START Data shown
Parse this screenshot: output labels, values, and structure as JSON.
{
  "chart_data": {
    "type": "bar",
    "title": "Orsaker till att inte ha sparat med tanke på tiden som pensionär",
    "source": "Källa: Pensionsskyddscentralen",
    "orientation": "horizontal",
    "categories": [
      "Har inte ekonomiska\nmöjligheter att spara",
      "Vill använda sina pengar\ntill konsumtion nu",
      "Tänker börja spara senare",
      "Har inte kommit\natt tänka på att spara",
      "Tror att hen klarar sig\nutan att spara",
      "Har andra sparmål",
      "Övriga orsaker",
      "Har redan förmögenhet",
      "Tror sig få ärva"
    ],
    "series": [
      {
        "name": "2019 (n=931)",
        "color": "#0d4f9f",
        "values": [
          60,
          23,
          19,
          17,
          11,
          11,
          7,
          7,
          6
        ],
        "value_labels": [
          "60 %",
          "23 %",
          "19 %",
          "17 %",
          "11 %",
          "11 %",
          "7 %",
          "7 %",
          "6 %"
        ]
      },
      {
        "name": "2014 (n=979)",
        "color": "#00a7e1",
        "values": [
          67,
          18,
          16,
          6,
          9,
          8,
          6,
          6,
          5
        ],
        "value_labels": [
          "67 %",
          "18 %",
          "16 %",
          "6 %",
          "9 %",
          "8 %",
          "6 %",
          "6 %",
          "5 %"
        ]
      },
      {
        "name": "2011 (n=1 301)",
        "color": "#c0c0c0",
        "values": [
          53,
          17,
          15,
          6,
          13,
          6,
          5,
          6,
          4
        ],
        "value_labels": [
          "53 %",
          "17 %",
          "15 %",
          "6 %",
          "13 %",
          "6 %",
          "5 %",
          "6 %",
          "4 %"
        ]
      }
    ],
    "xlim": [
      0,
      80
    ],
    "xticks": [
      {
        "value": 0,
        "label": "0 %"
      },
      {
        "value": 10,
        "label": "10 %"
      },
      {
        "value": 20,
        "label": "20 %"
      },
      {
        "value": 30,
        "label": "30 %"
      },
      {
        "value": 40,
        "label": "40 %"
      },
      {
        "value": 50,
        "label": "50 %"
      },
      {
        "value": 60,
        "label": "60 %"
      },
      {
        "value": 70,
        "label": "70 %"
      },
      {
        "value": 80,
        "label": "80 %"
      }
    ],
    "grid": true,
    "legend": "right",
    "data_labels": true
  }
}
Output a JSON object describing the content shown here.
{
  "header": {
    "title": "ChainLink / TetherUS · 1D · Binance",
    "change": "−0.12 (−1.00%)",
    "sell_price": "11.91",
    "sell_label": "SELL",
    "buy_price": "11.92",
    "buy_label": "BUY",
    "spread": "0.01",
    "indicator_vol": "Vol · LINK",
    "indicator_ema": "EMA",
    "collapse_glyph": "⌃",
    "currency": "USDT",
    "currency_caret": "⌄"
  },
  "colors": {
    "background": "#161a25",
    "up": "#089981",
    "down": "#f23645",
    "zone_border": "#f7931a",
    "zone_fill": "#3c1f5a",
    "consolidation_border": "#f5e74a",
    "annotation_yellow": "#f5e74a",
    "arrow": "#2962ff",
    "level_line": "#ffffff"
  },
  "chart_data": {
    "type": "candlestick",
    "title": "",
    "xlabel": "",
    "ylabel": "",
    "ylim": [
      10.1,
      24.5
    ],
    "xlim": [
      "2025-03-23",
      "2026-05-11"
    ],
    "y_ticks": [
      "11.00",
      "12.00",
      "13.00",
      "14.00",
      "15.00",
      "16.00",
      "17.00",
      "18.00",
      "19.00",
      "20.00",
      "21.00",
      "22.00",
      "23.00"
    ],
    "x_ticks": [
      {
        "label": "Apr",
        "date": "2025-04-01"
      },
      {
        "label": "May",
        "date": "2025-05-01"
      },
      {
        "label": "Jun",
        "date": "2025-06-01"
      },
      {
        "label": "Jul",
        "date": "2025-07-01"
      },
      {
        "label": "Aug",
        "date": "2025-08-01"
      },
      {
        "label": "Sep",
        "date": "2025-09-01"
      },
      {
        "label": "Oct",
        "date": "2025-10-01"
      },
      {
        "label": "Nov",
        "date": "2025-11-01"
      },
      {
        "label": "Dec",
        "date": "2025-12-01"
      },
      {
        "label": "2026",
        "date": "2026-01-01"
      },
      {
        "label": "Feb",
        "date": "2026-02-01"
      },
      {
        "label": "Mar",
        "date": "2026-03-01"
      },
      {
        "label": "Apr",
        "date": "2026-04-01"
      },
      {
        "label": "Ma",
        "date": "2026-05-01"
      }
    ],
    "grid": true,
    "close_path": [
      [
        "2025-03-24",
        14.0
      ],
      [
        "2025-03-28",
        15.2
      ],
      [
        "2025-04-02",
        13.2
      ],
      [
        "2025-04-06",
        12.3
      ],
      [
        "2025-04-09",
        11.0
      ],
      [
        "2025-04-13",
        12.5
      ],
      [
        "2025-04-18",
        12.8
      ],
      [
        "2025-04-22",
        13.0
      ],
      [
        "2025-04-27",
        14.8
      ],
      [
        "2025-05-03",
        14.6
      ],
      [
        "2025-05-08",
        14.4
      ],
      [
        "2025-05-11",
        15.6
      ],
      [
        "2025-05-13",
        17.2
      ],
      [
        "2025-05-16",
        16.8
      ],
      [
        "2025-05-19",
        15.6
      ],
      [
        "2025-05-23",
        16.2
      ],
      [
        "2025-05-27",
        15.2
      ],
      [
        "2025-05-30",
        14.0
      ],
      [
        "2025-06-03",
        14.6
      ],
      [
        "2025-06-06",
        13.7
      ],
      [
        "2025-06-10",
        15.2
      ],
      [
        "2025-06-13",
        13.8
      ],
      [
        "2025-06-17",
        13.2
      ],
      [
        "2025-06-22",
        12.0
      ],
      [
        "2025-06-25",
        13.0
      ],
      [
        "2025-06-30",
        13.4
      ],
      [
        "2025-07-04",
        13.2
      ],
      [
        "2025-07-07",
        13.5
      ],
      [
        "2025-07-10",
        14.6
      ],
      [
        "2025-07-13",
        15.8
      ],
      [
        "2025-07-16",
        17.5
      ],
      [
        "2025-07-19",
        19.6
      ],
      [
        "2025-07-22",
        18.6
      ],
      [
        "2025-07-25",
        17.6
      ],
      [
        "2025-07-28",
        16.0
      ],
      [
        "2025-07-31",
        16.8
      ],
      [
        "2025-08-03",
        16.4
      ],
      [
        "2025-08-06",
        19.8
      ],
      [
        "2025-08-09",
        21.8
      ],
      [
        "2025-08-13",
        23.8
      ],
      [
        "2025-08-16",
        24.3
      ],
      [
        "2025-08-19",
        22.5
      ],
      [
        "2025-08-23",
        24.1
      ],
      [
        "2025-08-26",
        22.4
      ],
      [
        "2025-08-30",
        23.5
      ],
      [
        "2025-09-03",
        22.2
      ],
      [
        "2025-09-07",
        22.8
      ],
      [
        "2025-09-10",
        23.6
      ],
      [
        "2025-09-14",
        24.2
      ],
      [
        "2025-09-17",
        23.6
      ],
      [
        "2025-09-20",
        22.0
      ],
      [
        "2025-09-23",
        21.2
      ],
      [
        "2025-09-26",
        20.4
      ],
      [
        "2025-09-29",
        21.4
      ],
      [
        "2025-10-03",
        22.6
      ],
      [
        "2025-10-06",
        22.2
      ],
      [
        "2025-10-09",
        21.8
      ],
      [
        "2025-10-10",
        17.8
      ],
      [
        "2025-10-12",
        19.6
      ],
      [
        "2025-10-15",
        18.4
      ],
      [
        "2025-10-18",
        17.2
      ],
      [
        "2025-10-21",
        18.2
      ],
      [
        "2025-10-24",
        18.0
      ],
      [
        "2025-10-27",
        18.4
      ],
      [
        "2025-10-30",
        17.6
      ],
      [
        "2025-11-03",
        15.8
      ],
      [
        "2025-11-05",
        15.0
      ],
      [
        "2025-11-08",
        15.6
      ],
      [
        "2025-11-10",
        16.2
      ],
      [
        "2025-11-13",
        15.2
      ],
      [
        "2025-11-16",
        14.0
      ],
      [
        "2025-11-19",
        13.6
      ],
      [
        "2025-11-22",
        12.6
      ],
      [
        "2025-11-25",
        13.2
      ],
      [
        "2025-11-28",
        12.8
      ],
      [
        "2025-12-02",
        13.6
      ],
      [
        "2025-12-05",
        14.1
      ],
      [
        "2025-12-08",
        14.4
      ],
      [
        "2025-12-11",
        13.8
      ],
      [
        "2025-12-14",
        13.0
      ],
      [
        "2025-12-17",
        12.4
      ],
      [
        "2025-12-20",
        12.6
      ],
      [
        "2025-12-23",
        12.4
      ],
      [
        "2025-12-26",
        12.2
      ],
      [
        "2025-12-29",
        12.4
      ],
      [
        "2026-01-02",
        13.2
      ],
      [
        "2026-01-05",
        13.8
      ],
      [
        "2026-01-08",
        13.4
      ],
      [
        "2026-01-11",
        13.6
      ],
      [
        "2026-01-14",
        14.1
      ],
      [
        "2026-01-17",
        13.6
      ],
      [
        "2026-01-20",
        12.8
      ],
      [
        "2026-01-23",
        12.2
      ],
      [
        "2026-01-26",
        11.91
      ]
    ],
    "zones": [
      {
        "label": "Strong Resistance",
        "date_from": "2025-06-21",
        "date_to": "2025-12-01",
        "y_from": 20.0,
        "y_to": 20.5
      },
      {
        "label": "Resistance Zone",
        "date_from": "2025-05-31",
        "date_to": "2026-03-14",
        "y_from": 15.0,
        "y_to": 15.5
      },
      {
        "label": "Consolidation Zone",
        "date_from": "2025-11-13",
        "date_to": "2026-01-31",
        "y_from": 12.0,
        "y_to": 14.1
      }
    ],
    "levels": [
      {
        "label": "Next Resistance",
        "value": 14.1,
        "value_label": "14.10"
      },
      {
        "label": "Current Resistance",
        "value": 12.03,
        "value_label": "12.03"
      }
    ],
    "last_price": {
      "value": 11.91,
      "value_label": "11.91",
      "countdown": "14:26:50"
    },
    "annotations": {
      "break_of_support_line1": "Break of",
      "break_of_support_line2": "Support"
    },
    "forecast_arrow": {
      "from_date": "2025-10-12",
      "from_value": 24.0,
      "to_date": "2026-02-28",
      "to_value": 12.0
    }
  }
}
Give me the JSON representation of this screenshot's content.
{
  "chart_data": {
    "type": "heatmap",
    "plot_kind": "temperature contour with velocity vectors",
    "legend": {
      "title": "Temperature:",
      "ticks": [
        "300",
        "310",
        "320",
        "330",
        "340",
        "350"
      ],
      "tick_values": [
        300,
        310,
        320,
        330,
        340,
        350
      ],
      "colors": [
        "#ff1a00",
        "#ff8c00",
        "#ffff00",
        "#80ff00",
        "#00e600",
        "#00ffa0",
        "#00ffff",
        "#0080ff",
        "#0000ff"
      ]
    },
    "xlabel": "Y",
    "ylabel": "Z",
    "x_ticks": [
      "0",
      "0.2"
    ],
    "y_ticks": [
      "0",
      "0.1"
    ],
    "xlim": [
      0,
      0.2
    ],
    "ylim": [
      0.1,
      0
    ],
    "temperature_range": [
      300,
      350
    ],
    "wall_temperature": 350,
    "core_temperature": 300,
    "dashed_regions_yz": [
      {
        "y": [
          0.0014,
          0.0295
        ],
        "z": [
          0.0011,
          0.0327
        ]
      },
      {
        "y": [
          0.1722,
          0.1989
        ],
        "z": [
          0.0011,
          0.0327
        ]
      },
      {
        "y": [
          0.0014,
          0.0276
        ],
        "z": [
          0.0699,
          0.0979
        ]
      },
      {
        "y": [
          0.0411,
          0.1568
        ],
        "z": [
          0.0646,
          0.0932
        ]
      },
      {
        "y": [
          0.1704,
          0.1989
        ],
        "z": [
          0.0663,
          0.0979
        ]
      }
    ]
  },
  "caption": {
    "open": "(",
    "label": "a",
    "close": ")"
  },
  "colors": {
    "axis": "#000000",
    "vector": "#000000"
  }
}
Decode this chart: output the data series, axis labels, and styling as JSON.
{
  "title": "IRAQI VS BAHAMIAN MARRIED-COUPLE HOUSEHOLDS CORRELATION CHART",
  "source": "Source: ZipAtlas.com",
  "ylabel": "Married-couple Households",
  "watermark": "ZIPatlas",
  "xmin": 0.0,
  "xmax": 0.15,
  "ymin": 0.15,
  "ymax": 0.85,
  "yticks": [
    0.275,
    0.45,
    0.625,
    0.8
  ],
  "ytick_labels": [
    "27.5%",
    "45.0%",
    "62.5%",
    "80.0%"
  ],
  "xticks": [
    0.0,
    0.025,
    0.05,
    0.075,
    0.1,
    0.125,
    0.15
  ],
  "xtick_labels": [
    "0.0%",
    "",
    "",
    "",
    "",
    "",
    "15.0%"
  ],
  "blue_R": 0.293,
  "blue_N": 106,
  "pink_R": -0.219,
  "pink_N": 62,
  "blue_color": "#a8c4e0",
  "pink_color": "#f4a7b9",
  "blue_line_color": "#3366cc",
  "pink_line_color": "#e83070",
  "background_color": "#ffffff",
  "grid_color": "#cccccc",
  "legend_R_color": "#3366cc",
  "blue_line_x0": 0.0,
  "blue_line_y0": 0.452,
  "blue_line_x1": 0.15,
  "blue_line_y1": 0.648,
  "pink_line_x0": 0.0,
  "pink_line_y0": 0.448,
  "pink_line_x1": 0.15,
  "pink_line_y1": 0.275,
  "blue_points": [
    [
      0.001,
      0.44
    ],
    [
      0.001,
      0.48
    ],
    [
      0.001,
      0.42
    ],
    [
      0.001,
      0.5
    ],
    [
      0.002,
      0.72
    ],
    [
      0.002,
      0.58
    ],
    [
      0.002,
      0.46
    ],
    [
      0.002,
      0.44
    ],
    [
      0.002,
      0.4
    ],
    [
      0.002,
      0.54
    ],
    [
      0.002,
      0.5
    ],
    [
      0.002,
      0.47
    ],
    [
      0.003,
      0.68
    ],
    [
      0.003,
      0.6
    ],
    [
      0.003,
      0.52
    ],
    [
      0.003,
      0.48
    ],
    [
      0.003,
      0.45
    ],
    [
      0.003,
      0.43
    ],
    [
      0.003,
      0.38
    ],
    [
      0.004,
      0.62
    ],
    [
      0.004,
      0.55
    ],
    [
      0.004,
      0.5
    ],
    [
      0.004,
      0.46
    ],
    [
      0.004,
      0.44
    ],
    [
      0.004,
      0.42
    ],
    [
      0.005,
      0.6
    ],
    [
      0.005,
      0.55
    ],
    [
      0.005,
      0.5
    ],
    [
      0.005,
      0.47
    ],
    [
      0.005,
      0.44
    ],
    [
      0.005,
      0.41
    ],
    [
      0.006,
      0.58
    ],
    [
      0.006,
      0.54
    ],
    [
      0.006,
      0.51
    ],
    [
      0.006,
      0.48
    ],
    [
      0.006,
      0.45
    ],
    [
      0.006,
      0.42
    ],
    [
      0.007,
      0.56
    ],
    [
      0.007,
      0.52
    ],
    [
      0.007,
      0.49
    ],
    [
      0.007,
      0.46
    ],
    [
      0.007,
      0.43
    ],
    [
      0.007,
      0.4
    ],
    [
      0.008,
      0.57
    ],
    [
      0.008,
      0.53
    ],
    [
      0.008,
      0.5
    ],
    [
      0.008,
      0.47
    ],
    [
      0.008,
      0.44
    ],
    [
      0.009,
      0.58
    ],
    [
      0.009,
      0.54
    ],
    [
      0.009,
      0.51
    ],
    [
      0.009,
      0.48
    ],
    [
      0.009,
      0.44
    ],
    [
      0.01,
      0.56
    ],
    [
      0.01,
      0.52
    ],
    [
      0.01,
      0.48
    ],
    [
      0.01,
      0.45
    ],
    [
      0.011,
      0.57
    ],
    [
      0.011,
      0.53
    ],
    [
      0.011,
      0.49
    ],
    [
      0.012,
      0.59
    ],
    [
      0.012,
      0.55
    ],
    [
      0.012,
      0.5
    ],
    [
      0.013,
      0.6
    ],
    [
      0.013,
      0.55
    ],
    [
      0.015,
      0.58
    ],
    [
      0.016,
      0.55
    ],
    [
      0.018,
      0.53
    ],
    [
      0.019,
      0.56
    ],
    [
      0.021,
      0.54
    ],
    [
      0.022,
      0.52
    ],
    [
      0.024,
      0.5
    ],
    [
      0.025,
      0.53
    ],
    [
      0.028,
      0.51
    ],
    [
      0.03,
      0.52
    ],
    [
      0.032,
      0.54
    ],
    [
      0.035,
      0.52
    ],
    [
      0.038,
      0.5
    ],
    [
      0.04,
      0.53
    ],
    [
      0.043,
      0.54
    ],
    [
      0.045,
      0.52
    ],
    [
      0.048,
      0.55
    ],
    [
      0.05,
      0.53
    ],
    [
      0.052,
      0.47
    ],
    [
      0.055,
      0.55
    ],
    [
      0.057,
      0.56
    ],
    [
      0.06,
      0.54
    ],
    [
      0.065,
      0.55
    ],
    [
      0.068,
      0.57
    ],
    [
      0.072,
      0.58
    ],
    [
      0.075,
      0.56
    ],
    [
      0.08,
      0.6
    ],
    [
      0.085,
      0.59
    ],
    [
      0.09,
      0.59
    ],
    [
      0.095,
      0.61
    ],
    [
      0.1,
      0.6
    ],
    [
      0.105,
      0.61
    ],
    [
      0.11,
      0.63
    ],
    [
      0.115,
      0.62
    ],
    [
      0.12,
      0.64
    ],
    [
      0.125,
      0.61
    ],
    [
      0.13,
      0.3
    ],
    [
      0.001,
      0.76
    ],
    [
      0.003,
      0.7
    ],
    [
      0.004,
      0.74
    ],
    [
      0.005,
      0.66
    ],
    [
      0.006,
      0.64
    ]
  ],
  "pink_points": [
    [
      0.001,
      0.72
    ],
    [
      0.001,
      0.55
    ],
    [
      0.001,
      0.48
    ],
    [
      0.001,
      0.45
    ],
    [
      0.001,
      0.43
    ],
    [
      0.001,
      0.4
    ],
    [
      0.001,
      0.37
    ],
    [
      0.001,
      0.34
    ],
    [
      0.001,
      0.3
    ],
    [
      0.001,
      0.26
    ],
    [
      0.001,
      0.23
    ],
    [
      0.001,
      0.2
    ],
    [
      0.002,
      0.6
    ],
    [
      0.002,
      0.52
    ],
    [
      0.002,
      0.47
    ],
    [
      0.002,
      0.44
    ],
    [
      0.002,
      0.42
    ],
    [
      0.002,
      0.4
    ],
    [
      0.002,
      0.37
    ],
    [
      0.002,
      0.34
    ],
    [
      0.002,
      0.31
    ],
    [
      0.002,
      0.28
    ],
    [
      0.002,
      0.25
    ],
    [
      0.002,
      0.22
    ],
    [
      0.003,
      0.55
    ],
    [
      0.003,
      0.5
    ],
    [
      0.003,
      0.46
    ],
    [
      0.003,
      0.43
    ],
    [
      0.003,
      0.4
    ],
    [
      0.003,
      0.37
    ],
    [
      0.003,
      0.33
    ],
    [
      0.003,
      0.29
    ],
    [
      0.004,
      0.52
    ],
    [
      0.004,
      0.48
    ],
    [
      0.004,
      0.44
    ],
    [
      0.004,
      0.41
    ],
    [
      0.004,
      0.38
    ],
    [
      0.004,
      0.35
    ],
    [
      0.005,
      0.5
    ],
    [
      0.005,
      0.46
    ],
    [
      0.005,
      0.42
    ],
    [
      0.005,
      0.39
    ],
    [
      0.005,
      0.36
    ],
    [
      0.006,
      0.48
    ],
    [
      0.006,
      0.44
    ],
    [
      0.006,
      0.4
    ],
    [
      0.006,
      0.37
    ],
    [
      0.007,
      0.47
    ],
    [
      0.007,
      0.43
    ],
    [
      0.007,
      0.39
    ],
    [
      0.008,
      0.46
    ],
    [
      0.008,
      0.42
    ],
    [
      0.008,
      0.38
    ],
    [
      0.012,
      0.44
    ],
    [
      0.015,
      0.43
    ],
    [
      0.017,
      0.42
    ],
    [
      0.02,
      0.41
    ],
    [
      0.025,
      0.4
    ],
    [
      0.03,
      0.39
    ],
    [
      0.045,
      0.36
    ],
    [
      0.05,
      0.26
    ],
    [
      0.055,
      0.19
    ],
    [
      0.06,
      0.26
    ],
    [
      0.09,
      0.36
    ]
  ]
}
END Data shown
What needs to be done → Which lines of the data above contain "series"? Copy each one.

Solution for this exercise →
    "series": [
Decode this chart: output the data series, axis labels, and styling as JSON.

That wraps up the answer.